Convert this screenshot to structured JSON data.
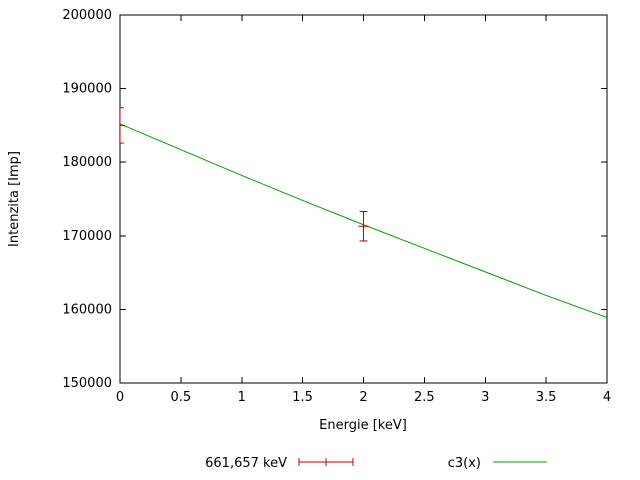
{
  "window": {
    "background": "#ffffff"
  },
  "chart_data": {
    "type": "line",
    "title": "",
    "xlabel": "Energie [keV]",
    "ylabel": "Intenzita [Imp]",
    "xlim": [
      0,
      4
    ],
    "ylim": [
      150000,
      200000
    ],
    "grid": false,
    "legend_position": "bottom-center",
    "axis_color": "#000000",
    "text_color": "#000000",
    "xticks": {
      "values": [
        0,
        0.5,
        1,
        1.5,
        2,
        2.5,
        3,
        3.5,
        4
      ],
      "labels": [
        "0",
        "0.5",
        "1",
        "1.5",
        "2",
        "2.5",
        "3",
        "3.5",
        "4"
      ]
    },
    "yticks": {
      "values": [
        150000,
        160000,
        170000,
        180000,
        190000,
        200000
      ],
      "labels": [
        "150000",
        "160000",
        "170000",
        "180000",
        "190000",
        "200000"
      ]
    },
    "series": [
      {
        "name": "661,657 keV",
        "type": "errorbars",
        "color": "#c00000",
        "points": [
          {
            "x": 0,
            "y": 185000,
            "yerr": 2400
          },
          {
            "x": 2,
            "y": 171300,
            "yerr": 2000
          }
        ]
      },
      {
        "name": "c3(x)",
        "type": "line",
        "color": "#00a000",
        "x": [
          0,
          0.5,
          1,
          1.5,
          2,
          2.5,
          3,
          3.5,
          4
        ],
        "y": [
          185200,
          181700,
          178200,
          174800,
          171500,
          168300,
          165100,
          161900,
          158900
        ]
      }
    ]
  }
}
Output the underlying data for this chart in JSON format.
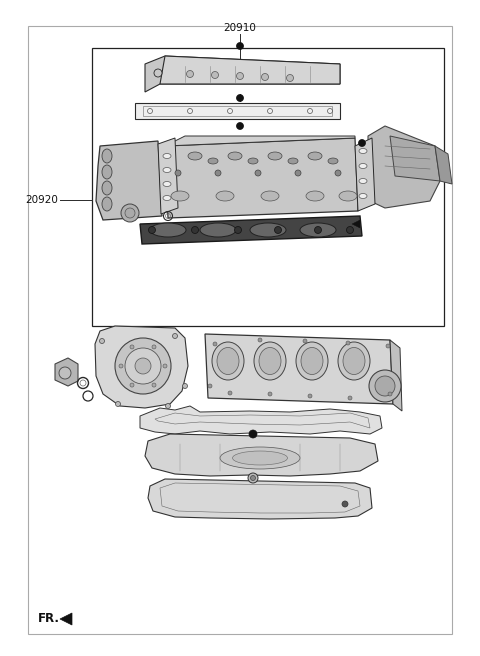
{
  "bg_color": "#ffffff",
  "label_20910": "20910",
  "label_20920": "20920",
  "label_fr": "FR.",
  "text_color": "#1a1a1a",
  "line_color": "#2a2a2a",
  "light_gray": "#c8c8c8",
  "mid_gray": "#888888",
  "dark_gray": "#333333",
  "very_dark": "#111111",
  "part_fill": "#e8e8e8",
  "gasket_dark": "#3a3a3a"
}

Short exercise -
Output the records above exactly as they are, leaving out the pictures.

Output of the exercise -
Convert this screenshot to structured JSON data.
{
  "window": {
    "background": "#ffffff"
  },
  "chart_data": {
    "type": "line",
    "title": "",
    "xlabel": "Energie [keV]",
    "ylabel": "Intenzita [Imp]",
    "xlim": [
      0,
      4
    ],
    "ylim": [
      150000,
      200000
    ],
    "grid": false,
    "legend_position": "bottom-center",
    "axis_color": "#000000",
    "text_color": "#000000",
    "xticks": {
      "values": [
        0,
        0.5,
        1,
        1.5,
        2,
        2.5,
        3,
        3.5,
        4
      ],
      "labels": [
        "0",
        "0.5",
        "1",
        "1.5",
        "2",
        "2.5",
        "3",
        "3.5",
        "4"
      ]
    },
    "yticks": {
      "values": [
        150000,
        160000,
        170000,
        180000,
        190000,
        200000
      ],
      "labels": [
        "150000",
        "160000",
        "170000",
        "180000",
        "190000",
        "200000"
      ]
    },
    "series": [
      {
        "name": "661,657 keV",
        "type": "errorbars",
        "color": "#c00000",
        "points": [
          {
            "x": 0,
            "y": 185000,
            "yerr": 2400
          },
          {
            "x": 2,
            "y": 171300,
            "yerr": 2000
          }
        ]
      },
      {
        "name": "c3(x)",
        "type": "line",
        "color": "#00a000",
        "x": [
          0,
          0.5,
          1,
          1.5,
          2,
          2.5,
          3,
          3.5,
          4
        ],
        "y": [
          185200,
          181700,
          178200,
          174800,
          171500,
          168300,
          165100,
          161900,
          158900
        ]
      }
    ]
  }
}
Output the underlying data for this chart in JSON format.
{
  "bg_color": "#ffffff",
  "label_20910": "20910",
  "label_20920": "20920",
  "label_fr": "FR.",
  "text_color": "#1a1a1a",
  "line_color": "#2a2a2a",
  "light_gray": "#c8c8c8",
  "mid_gray": "#888888",
  "dark_gray": "#333333",
  "very_dark": "#111111",
  "part_fill": "#e8e8e8",
  "gasket_dark": "#3a3a3a"
}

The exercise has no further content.